**Available records**
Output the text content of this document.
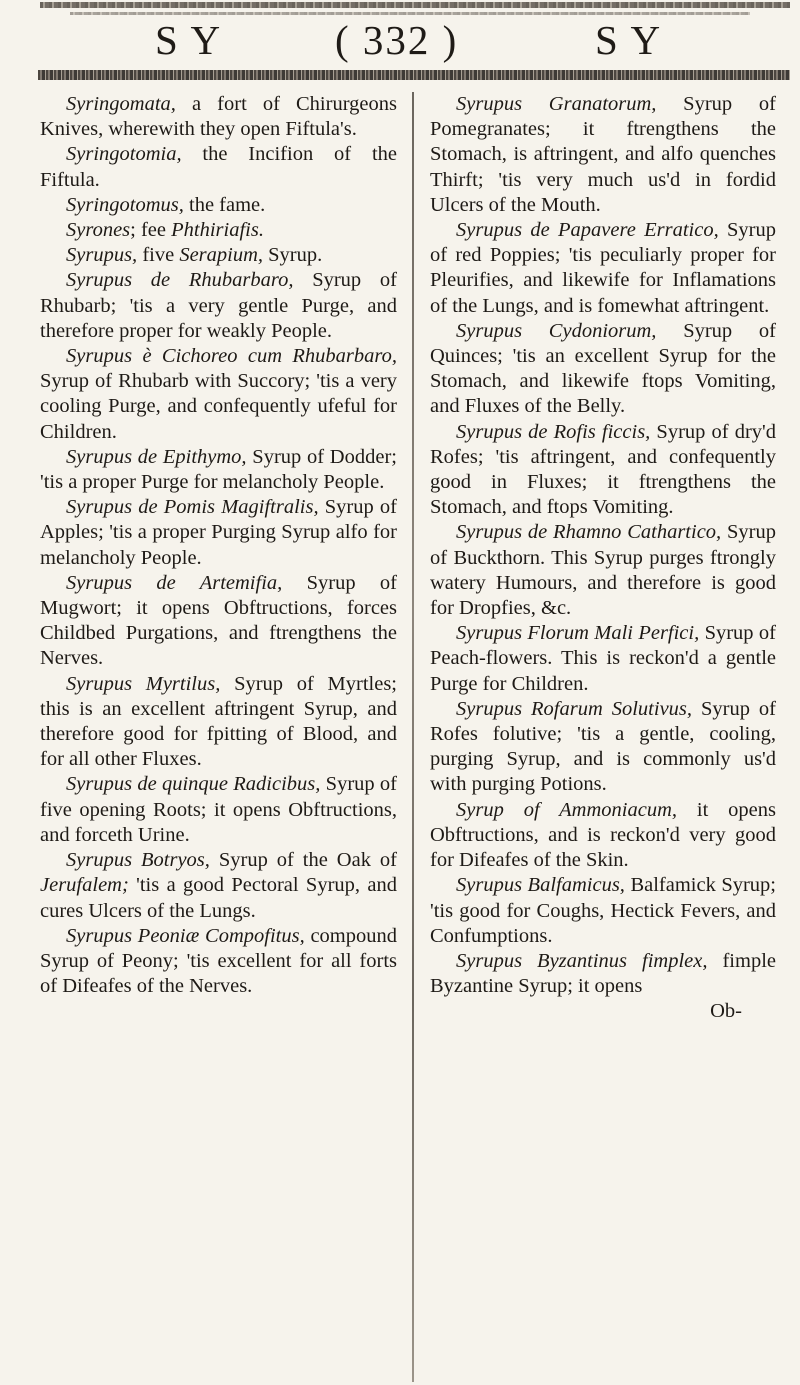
S Y	( 332 )	S Y

Syringomata, a fort of Chirurgeons Knives, wherewith they open Fiftula's.

Syringotomia, the Incifion of the Fiftula.

Syringotomus, the fame.

Syrones; fee Phthiriafis.

Syrupus, five Serapium, Syrup.

Syrupus de Rhubarbaro, Syrup of Rhubarb; 'tis a very gentle Purge, and therefore proper for weakly People.

Syrupus è Cichoreo cum Rhubarbaro, Syrup of Rhubarb with Succory; 'tis a very cooling Purge, and confequently ufeful for Children.

Syrupus de Epithymo, Syrup of Dodder; 'tis a proper Purge for melancholy People.

Syrupus de Pomis Magiftralis, Syrup of Apples; 'tis a proper Purging Syrup alfo for melancholy People.

Syrupus de Artemifia, Syrup of Mugwort; it opens Obftructions, forces Childbed Purgations, and ftrengthens the Nerves.

Syrupus Myrtilus, Syrup of Myrtles; this is an excellent aftringent Syrup, and therefore good for fpitting of Blood, and for all other Fluxes.

Syrupus de quinque Radicibus, Syrup of five opening Roots; it opens Obftructions, and forceth Urine.

Syrupus Botryos, Syrup of the Oak of Jerufalem; 'tis a good Pectoral Syrup, and cures Ulcers of the Lungs.

Syrupus Peoniæ Compofitus, compound Syrup of Peony; 'tis excellent for all forts of Difeafes of the Nerves.

Syrupus Granatorum, Syrup of Pomegranates; it ftrengthens the Stomach, is aftringent, and alfo quenches Thirft; 'tis very much us'd in fordid Ulcers of the Mouth.

Syrupus de Papavere Erratico, Syrup of red Poppies; 'tis peculiarly proper for Pleurifies, and likewife for Inflamations of the Lungs, and is fomewhat aftringent.

Syrupus Cydoniorum, Syrup of Quinces; 'tis an excellent Syrup for the Stomach, and likewife ftops Vomiting, and Fluxes of the Belly.

Syrupus de Rofis ficcis, Syrup of dry'd Rofes; 'tis aftringent, and confequently good in Fluxes; it ftrengthens the Stomach, and ftops Vomiting.

Syrupus de Rhamno Cathartico, Syrup of Buckthorn. This Syrup purges ftrongly watery Humours, and therefore is good for Dropfies, &c.

Syrupus Florum Mali Perfici, Syrup of Peach-flowers. This is reckon'd a gentle Purge for Children.

Syrupus Rofarum Solutivus, Syrup of Rofes folutive; 'tis a gentle, cooling, purging Syrup, and is commonly us'd with purging Potions.

Syrup of Ammoniacum, it opens Obftructions, and is reckon'd very good for Difeafes of the Skin.

Syrupus Balfamicus, Balfamick Syrup; 'tis good for Coughs, Hectick Fevers, and Confumptions.

Syrupus Byzantinus fimplex, fimple Byzantine Syrup; it opens

Ob-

**What needs to be done**
Without the pictures, print the records in full, exactly as they appear.

**Answer to this exercise**
Output the text content of this document.
S Y	( 332 )	S Y

Syringomata, a fort of Chirurgeons Knives, wherewith they open Fiftula's.

Syringotomia, the Incifion of the Fiftula.

Syringotomus, the fame.

Syrones; fee Phthiriafis.

Syrupus, five Serapium, Syrup.

Syrupus de Rhubarbaro, Syrup of Rhubarb; 'tis a very gentle Purge, and therefore proper for weakly People.

Syrupus è Cichoreo cum Rhubarbaro, Syrup of Rhubarb with Succory; 'tis a very cooling Purge, and confequently ufeful for Children.

Syrupus de Epithymo, Syrup of Dodder; 'tis a proper Purge for melancholy People.

Syrupus de Pomis Magiftralis, Syrup of Apples; 'tis a proper Purging Syrup alfo for melancholy People.

Syrupus de Artemifia, Syrup of Mugwort; it opens Obftructions, forces Childbed Purgations, and ftrengthens the Nerves.

Syrupus Myrtilus, Syrup of Myrtles; this is an excellent aftringent Syrup, and therefore good for fpitting of Blood, and for all other Fluxes.

Syrupus de quinque Radicibus, Syrup of five opening Roots; it opens Obftructions, and forceth Urine.

Syrupus Botryos, Syrup of the Oak of Jerufalem; 'tis a good Pectoral Syrup, and cures Ulcers of the Lungs.

Syrupus Peoniæ Compofitus, compound Syrup of Peony; 'tis excellent for all forts of Difeafes of the Nerves.

Syrupus Granatorum, Syrup of Pomegranates; it ftrengthens the Stomach, is aftringent, and alfo quenches Thirft; 'tis very much us'd in fordid Ulcers of the Mouth.

Syrupus de Papavere Erratico, Syrup of red Poppies; 'tis peculiarly proper for Pleurifies, and likewife for Inflamations of the Lungs, and is fomewhat aftringent.

Syrupus Cydoniorum, Syrup of Quinces; 'tis an excellent Syrup for the Stomach, and likewife ftops Vomiting, and Fluxes of the Belly.

Syrupus de Rofis ficcis, Syrup of dry'd Rofes; 'tis aftringent, and confequently good in Fluxes; it ftrengthens the Stomach, and ftops Vomiting.

Syrupus de Rhamno Cathartico, Syrup of Buckthorn. This Syrup purges ftrongly watery Humours, and therefore is good for Dropfies, &c.

Syrupus Florum Mali Perfici, Syrup of Peach-flowers. This is reckon'd a gentle Purge for Children.

Syrupus Rofarum Solutivus, Syrup of Rofes folutive; 'tis a gentle, cooling, purging Syrup, and is commonly us'd with purging Potions.

Syrup of Ammoniacum, it opens Obftructions, and is reckon'd very good for Difeafes of the Skin.

Syrupus Balfamicus, Balfamick Syrup; 'tis good for Coughs, Hectick Fevers, and Confumptions.

Syrupus Byzantinus fimplex, fimple Byzantine Syrup; it opens

Ob-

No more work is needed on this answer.